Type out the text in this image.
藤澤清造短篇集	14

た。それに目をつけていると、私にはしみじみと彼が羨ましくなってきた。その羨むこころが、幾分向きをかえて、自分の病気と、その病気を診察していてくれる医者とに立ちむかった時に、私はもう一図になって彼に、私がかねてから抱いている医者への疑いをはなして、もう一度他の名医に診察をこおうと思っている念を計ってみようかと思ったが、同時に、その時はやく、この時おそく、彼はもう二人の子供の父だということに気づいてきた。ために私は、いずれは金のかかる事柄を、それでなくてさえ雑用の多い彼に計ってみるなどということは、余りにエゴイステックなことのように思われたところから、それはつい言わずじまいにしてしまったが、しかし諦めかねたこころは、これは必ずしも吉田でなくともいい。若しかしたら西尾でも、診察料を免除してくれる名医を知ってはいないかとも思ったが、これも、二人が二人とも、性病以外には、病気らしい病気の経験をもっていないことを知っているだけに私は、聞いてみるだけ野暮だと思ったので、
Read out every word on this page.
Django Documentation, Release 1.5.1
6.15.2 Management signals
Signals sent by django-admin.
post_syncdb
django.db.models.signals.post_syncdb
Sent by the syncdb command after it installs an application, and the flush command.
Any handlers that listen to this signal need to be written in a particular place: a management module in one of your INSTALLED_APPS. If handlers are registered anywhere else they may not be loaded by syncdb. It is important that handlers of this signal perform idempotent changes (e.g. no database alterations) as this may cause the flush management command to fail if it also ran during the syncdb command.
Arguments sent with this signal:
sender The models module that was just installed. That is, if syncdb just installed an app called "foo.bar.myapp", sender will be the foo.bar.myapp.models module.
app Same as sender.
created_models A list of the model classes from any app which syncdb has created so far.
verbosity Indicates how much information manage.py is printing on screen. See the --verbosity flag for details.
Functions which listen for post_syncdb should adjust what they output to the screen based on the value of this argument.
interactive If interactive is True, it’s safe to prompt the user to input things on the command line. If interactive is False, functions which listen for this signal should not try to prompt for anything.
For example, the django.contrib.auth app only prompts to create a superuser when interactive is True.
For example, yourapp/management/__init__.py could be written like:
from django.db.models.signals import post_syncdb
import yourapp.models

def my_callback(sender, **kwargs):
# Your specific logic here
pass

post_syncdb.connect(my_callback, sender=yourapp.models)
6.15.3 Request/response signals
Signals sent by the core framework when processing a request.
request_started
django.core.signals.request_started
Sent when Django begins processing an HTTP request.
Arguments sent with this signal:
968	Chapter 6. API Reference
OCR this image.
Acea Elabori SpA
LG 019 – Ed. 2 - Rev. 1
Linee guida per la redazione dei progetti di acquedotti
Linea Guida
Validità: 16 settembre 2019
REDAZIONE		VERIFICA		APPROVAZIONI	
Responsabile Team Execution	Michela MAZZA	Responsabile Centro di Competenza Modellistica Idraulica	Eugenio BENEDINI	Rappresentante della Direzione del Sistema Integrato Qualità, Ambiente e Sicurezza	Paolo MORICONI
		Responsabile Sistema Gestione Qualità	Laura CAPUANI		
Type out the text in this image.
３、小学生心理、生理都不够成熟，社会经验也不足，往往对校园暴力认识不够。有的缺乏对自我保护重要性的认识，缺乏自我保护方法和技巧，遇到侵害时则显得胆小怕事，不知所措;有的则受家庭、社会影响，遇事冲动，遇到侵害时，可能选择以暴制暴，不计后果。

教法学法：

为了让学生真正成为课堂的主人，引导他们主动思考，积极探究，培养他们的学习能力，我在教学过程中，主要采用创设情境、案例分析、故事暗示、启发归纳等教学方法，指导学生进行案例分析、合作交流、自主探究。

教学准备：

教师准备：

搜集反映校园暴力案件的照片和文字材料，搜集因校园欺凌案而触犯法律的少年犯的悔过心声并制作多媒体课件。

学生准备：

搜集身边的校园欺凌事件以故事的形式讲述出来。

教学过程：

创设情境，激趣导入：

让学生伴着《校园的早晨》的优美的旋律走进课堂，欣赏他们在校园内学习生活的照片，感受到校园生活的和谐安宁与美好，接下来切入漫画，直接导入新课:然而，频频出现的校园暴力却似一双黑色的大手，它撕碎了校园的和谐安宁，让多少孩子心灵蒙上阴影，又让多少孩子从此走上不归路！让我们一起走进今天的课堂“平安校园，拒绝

- - - - -

■ **Task goal**:
Retype the records that precede this task, keeping them exactly the same.

■ **Solution below**:
Type out the text in this image.
藤澤清造短篇集	14

た。それに目をつけていると、私にはしみじみと彼が羨ましくなってきた。その羨むこころが、幾分向きをかえて、自分の病気と、その病気を診察していてくれる医者とに立ちむかった時に、私はもう一図になって彼に、私がかねてから抱いている医者への疑いをはなして、もう一度他の名医に診察をこおうと思っている念を計ってみようかと思ったが、同時に、その時はやく、この時おそく、彼はもう二人の子供の父だということに気づいてきた。ために私は、いずれは金のかかる事柄を、それでなくてさえ雑用の多い彼に計ってみるなどということは、余りにエゴイステックなことのように思われたところから、それはつい言わずじまいにしてしまったが、しかし諦めかねたこころは、これは必ずしも吉田でなくともいい。若しかしたら西尾でも、診察料を免除してくれる名医を知ってはいないかとも思ったが、これも、二人が二人とも、性病以外には、病気らしい病気の経験をもっていないことを知っているだけに私は、聞いてみるだけ野暮だと思ったので、
Read out every word on this page.
Django Documentation, Release 1.5.1
6.15.2 Management signals
Signals sent by django-admin.
post_syncdb
django.db.models.signals.post_syncdb
Sent by the syncdb command after it installs an application, and the flush command.
Any handlers that listen to this signal need to be written in a particular place: a management module in one of your INSTALLED_APPS. If handlers are registered anywhere else they may not be loaded by syncdb. It is important that handlers of this signal perform idempotent changes (e.g. no database alterations) as this may cause the flush management command to fail if it also ran during the syncdb command.
Arguments sent with this signal:
sender The models module that was just installed. That is, if syncdb just installed an app called "foo.bar.myapp", sender will be the foo.bar.myapp.models module.
app Same as sender.
created_models A list of the model classes from any app which syncdb has created so far.
verbosity Indicates how much information manage.py is printing on screen. See the --verbosity flag for details.
Functions which listen for post_syncdb should adjust what they output to the screen based on the value of this argument.
interactive If interactive is True, it’s safe to prompt the user to input things on the command line. If interactive is False, functions which listen for this signal should not try to prompt for anything.
For example, the django.contrib.auth app only prompts to create a superuser when interactive is True.
For example, yourapp/management/__init__.py could be written like:
from django.db.models.signals import post_syncdb
import yourapp.models

def my_callback(sender, **kwargs):
# Your specific logic here
pass

post_syncdb.connect(my_callback, sender=yourapp.models)
6.15.3 Request/response signals
Signals sent by the core framework when processing a request.
request_started
django.core.signals.request_started
Sent when Django begins processing an HTTP request.
Arguments sent with this signal:
968	Chapter 6. API Reference
OCR this image.
Acea Elabori SpA
LG 019 – Ed. 2 - Rev. 1
Linee guida per la redazione dei progetti di acquedotti
Linea Guida
Validità: 16 settembre 2019
REDAZIONE		VERIFICA		APPROVAZIONI	
Responsabile Team Execution	Michela MAZZA	Responsabile Centro di Competenza Modellistica Idraulica	Eugenio BENEDINI	Rappresentante della Direzione del Sistema Integrato Qualità, Ambiente e Sicurezza	Paolo MORICONI
		Responsabile Sistema Gestione Qualità	Laura CAPUANI		
Type out the text in this image.
３、小学生心理、生理都不够成熟，社会经验也不足，往往对校园暴力认识不够。有的缺乏对自我保护重要性的认识，缺乏自我保护方法和技巧，遇到侵害时则显得胆小怕事，不知所措;有的则受家庭、社会影响，遇事冲动，遇到侵害时，可能选择以暴制暴，不计后果。

教法学法：

为了让学生真正成为课堂的主人，引导他们主动思考，积极探究，培养他们的学习能力，我在教学过程中，主要采用创设情境、案例分析、故事暗示、启发归纳等教学方法，指导学生进行案例分析、合作交流、自主探究。

教学准备：

教师准备：

搜集反映校园暴力案件的照片和文字材料，搜集因校园欺凌案而触犯法律的少年犯的悔过心声并制作多媒体课件。

学生准备：

搜集身边的校园欺凌事件以故事的形式讲述出来。

教学过程：

创设情境，激趣导入：

让学生伴着《校园的早晨》的优美的旋律走进课堂，欣赏他们在校园内学习生活的照片，感受到校园生活的和谐安宁与美好，接下来切入漫画，直接导入新课:然而，频频出现的校园暴力却似一双黑色的大手，它撕碎了校园的和谐安宁，让多少孩子心灵蒙上阴影，又让多少孩子从此走上不归路！让我们一起走进今天的课堂“平安校园，拒绝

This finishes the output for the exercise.